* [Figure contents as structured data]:
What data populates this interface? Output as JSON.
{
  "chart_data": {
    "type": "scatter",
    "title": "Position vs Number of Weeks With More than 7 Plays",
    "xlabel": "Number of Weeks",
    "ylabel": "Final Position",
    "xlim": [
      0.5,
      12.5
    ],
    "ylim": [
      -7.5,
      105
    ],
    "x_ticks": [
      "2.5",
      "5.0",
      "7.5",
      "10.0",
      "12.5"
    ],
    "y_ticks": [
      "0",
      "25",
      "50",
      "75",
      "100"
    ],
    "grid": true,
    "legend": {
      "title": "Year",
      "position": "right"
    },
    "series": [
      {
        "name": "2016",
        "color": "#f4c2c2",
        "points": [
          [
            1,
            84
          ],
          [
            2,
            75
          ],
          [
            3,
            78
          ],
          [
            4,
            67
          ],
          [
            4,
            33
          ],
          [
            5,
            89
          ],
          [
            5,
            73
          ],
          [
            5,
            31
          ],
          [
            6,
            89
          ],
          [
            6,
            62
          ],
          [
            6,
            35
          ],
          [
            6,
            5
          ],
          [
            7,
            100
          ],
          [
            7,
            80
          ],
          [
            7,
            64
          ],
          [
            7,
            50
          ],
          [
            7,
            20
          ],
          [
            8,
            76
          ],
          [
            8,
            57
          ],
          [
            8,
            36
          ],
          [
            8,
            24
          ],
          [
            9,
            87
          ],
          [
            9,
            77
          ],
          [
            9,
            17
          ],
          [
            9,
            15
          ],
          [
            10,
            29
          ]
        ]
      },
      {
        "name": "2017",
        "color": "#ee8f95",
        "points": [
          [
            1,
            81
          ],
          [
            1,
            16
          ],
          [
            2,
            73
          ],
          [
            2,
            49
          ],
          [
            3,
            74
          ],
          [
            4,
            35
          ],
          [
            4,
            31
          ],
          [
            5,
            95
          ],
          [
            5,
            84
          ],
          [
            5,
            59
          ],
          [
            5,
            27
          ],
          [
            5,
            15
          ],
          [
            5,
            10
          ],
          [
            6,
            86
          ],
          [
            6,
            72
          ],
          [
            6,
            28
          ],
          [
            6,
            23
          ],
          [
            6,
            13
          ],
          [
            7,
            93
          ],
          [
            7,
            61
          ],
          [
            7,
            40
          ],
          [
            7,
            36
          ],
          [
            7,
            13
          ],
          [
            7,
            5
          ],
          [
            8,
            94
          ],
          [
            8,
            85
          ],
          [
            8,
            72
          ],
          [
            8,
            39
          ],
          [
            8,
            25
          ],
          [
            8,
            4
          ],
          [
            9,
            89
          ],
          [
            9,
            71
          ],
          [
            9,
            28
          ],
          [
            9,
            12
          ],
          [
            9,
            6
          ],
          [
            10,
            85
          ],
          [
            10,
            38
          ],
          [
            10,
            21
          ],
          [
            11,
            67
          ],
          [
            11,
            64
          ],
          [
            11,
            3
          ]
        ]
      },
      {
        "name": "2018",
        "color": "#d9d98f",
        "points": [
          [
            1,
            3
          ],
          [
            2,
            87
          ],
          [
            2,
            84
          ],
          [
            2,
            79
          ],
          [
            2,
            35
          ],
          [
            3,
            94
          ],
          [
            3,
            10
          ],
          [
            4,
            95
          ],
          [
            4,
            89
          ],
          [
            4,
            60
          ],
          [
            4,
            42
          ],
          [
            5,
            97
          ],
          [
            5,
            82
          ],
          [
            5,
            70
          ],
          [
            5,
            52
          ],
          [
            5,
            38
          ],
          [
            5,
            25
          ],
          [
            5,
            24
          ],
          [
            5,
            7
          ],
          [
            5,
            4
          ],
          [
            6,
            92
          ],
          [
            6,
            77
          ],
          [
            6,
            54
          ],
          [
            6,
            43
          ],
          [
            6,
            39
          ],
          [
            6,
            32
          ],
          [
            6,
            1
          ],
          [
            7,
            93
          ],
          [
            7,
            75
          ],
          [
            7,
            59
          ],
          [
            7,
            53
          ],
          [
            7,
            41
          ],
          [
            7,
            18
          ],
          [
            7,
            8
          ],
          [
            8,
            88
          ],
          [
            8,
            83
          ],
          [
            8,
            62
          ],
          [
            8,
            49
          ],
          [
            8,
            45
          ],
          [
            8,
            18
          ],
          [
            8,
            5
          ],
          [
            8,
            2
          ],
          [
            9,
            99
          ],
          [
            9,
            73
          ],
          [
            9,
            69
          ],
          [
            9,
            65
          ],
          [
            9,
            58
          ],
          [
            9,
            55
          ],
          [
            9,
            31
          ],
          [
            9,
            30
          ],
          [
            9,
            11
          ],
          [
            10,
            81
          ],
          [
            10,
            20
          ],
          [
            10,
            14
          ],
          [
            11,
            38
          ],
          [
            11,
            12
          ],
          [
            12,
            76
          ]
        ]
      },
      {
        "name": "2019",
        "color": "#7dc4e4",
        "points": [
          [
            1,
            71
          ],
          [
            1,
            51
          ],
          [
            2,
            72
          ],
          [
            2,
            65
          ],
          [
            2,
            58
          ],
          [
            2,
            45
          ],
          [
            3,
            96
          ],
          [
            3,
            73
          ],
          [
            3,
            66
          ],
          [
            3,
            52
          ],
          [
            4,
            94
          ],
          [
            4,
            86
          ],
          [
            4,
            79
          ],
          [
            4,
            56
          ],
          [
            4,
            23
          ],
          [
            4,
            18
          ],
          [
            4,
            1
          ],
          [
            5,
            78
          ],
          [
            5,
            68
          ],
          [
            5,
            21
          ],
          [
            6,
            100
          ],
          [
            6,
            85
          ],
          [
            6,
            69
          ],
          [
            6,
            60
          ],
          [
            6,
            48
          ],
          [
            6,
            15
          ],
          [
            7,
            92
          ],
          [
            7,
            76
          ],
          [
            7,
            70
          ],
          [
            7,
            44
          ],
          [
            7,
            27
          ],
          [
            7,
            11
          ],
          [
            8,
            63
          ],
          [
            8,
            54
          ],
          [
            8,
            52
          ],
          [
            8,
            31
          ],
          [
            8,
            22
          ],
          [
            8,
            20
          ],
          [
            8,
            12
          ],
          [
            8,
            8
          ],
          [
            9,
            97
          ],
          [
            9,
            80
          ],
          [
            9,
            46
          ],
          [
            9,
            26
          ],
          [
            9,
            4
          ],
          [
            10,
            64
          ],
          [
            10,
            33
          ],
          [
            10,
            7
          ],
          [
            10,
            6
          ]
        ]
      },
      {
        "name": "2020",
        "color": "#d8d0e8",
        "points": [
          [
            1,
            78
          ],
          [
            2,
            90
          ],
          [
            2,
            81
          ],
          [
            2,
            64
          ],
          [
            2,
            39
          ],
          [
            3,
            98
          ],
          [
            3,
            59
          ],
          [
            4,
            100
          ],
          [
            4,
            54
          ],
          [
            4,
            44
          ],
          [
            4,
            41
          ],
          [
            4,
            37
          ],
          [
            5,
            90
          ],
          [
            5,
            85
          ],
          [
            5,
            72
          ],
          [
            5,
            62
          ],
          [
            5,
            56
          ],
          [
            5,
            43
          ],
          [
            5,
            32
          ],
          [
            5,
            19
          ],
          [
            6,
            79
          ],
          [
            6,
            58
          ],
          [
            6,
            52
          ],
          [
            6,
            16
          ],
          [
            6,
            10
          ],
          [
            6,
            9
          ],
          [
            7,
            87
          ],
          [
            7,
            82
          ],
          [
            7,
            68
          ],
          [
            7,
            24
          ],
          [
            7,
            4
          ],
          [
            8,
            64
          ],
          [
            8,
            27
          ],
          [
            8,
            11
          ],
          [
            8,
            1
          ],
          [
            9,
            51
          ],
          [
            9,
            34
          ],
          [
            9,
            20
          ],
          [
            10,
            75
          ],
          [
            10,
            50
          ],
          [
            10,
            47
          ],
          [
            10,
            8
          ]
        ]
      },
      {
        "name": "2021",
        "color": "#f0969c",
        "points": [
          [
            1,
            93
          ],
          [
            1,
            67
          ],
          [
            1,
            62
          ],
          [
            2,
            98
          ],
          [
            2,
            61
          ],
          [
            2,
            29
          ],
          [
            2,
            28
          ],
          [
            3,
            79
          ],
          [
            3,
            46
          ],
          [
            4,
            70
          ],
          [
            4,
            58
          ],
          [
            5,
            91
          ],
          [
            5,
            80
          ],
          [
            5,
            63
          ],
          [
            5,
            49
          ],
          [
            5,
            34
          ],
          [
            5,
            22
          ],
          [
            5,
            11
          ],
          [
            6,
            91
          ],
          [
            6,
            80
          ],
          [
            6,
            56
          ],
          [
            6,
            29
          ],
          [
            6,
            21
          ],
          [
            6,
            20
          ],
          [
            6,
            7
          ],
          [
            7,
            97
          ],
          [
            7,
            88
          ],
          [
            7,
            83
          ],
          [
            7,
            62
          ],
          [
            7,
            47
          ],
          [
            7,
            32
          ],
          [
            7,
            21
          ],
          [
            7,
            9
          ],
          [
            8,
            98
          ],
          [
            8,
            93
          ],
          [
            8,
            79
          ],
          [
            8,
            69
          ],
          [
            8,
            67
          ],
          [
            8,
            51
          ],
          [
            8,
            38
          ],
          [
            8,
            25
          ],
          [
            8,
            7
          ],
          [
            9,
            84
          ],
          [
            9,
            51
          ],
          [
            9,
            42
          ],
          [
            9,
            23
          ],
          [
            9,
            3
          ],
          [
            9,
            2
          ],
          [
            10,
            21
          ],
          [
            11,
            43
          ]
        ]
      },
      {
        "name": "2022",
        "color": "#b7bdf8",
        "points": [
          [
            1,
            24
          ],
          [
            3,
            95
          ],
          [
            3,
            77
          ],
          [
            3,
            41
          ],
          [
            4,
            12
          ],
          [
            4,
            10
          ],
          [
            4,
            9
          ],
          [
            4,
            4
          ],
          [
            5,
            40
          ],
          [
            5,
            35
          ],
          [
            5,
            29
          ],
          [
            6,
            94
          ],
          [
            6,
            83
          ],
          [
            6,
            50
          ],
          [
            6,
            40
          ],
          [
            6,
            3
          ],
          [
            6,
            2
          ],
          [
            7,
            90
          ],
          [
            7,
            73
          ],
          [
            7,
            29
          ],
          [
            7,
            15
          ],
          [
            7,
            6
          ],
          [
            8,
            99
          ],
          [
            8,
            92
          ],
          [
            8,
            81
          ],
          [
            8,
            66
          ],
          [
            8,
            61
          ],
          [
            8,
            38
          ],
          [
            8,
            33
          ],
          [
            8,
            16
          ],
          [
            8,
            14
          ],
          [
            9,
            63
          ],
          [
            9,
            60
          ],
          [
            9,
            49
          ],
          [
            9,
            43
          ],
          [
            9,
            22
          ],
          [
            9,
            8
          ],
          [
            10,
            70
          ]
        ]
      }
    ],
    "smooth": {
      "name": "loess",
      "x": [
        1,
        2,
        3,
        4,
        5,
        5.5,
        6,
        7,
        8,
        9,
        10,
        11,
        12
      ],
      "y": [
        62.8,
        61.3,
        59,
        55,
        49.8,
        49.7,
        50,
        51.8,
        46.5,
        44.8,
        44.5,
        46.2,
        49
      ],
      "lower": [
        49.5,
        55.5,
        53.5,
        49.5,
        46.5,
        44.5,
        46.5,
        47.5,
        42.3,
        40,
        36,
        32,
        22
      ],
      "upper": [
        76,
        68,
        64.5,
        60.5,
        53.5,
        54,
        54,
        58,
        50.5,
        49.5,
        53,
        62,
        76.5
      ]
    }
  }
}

* [WORK INSTRUCTIONS]: From the entries above, list each line with "Weeks" in it.

* [FINISHED EXERCISE]:
    "title": "Position vs Number of Weeks With More than 7 Plays",
    "xlabel": "Number of Weeks",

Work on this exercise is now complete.